With the pictures left out, copy the listing below exactly.

(Excerpt from a dataset)

· · · · · · ·

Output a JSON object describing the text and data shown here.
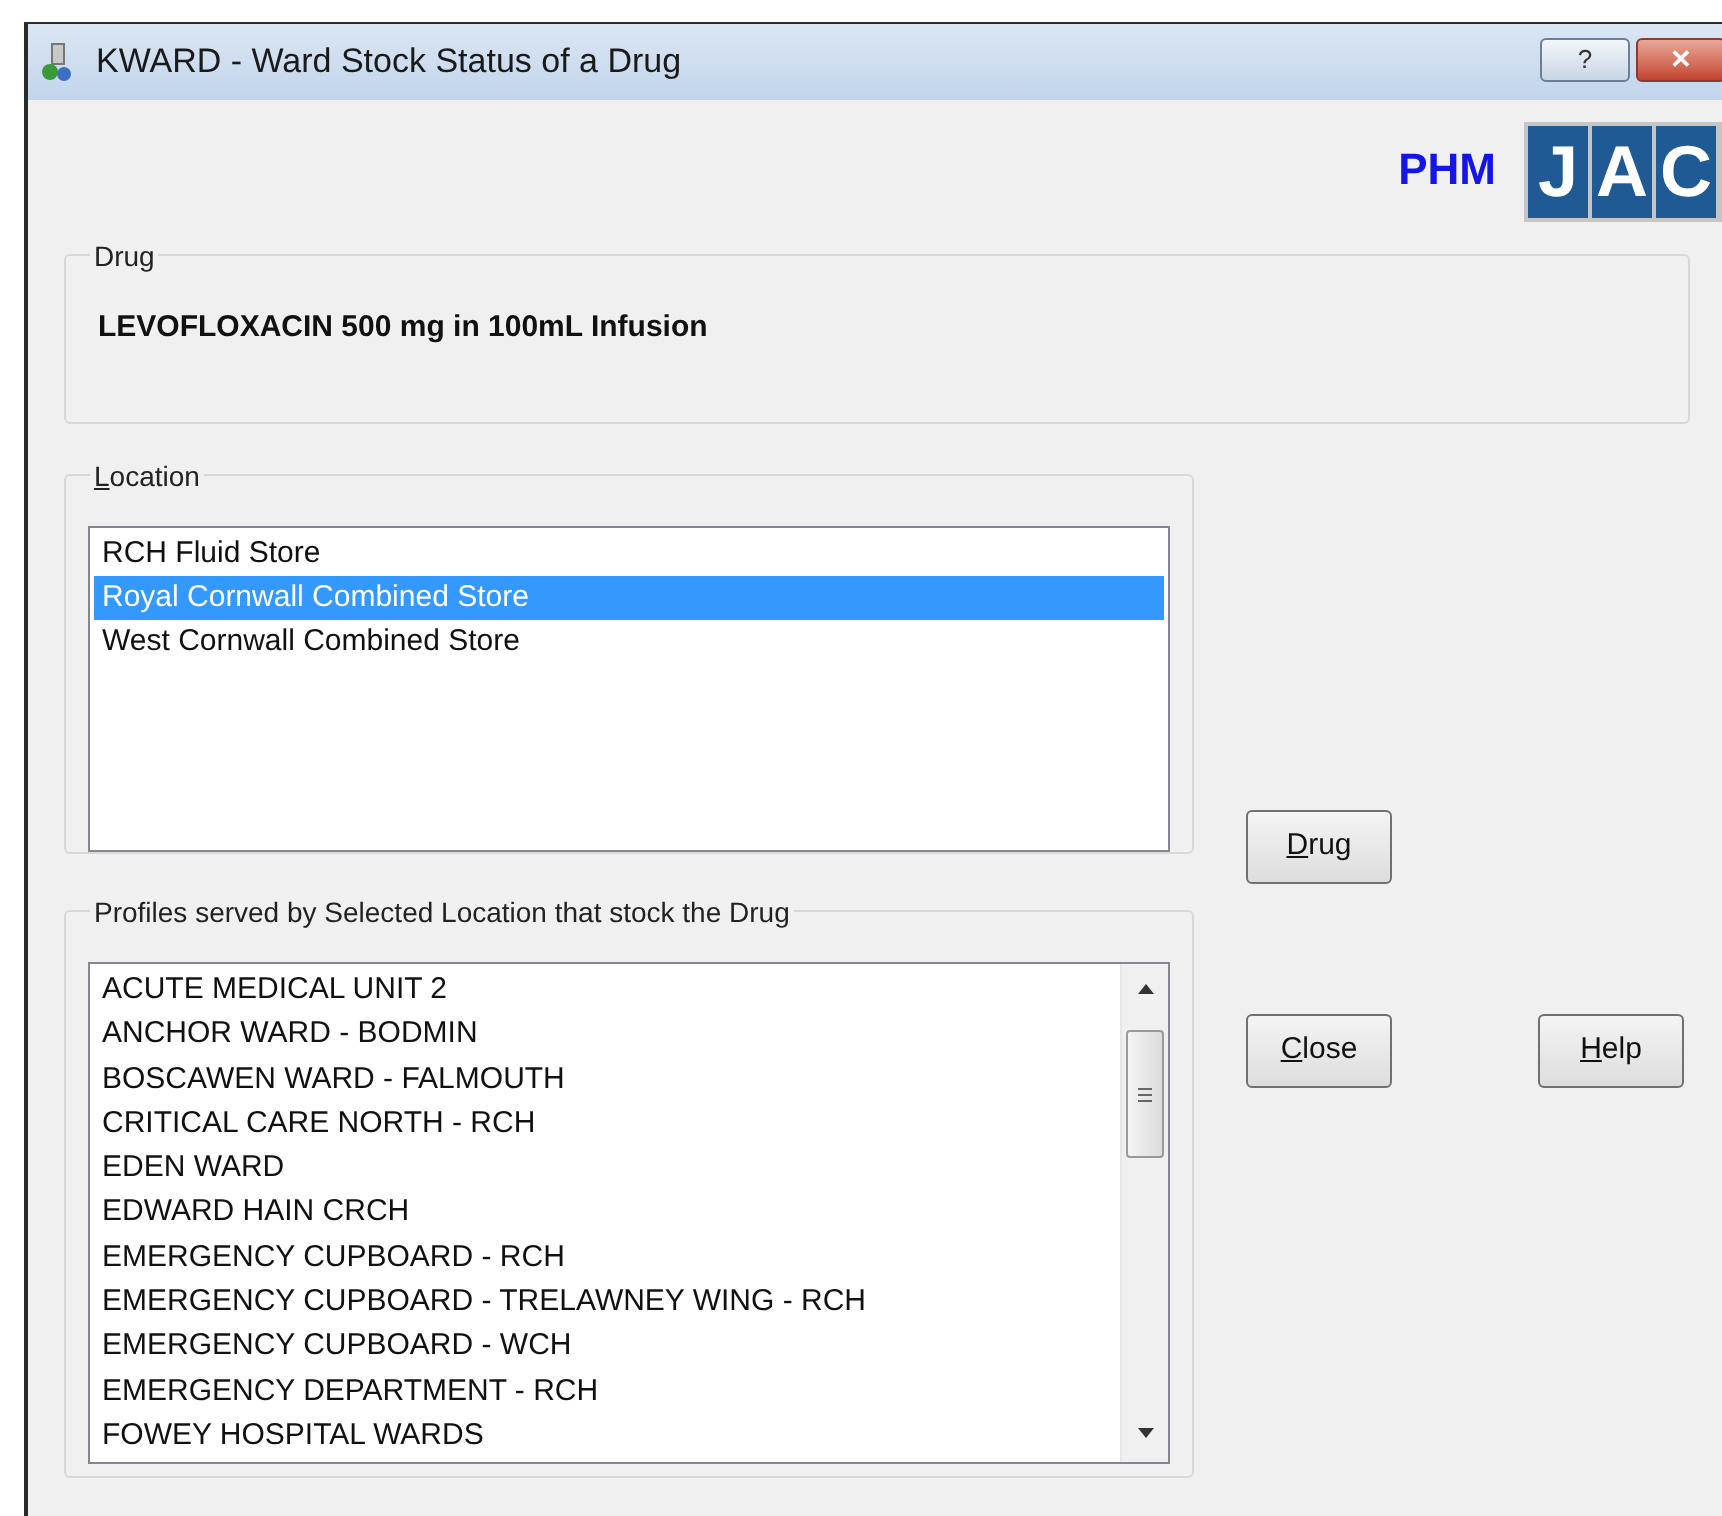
{
  "window": {
    "title": "KWARD - Ward Stock Status of a Drug",
    "title_buttons": [
      "?",
      "✕"
    ]
  },
  "brand": {
    "text": "PHM",
    "logo_letters": [
      "J",
      "A",
      "C"
    ]
  },
  "drug_group": {
    "label": "Drug",
    "value": "LEVOFLOXACIN 500 mg in 100mL Infusion"
  },
  "location_group": {
    "label": "Location",
    "mnemonic_underlined": true,
    "items": [
      {
        "text": "RCH Fluid Store",
        "selected": false
      },
      {
        "text": "Royal Cornwall Combined Store",
        "selected": true
      },
      {
        "text": "West Cornwall Combined Store",
        "selected": false
      }
    ]
  },
  "profiles_group": {
    "label": "Profiles served by Selected Location that stock the Drug",
    "items": [
      {
        "text": "ACUTE MEDICAL UNIT 2"
      },
      {
        "text": "ANCHOR WARD - BODMIN"
      },
      {
        "text": "BOSCAWEN WARD - FALMOUTH"
      },
      {
        "text": "CRITICAL CARE NORTH - RCH"
      },
      {
        "text": "EDEN WARD"
      },
      {
        "text": "EDWARD HAIN CRCH"
      },
      {
        "text": "EMERGENCY CUPBOARD - RCH"
      },
      {
        "text": "EMERGENCY CUPBOARD - TRELAWNEY WING - RCH"
      },
      {
        "text": "EMERGENCY CUPBOARD - WCH"
      },
      {
        "text": "EMERGENCY DEPARTMENT - RCH"
      },
      {
        "text": "FOWEY HOSPITAL WARDS"
      }
    ]
  },
  "buttons": [
    {
      "kind": "drug",
      "label": "Drug",
      "mnemonic_underlined": true
    },
    {
      "kind": "close",
      "label": "Close",
      "mnemonic_underlined": true
    },
    {
      "kind": "help",
      "label": "Help",
      "mnemonic_underlined": true
    }
  ]
}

· · · · · · ·

*Output below*
Output a JSON object describing the text and data shown here.
{
  "window": {
    "title": "KWARD - Ward Stock Status of a Drug",
    "title_buttons": [
      "?",
      "✕"
    ]
  },
  "brand": {
    "text": "PHM",
    "logo_letters": [
      "J",
      "A",
      "C"
    ]
  },
  "drug_group": {
    "label": "Drug",
    "value": "LEVOFLOXACIN 500 mg in 100mL Infusion"
  },
  "location_group": {
    "label": "Location",
    "mnemonic_underlined": true,
    "items": [
      {
        "text": "RCH Fluid Store",
        "selected": false
      },
      {
        "text": "Royal Cornwall Combined Store",
        "selected": true
      },
      {
        "text": "West Cornwall Combined Store",
        "selected": false
      }
    ]
  },
  "profiles_group": {
    "label": "Profiles served by Selected Location that stock the Drug",
    "items": [
      {
        "text": "ACUTE MEDICAL UNIT 2"
      },
      {
        "text": "ANCHOR WARD - BODMIN"
      },
      {
        "text": "BOSCAWEN WARD - FALMOUTH"
      },
      {
        "text": "CRITICAL CARE NORTH - RCH"
      },
      {
        "text": "EDEN WARD"
      },
      {
        "text": "EDWARD HAIN CRCH"
      },
      {
        "text": "EMERGENCY CUPBOARD - RCH"
      },
      {
        "text": "EMERGENCY CUPBOARD - TRELAWNEY WING - RCH"
      },
      {
        "text": "EMERGENCY CUPBOARD - WCH"
      },
      {
        "text": "EMERGENCY DEPARTMENT - RCH"
      },
      {
        "text": "FOWEY HOSPITAL WARDS"
      }
    ]
  },
  "buttons": [
    {
      "kind": "drug",
      "label": "Drug",
      "mnemonic_underlined": true
    },
    {
      "kind": "close",
      "label": "Close",
      "mnemonic_underlined": true
    },
    {
      "kind": "help",
      "label": "Help",
      "mnemonic_underlined": true
    }
  ]
}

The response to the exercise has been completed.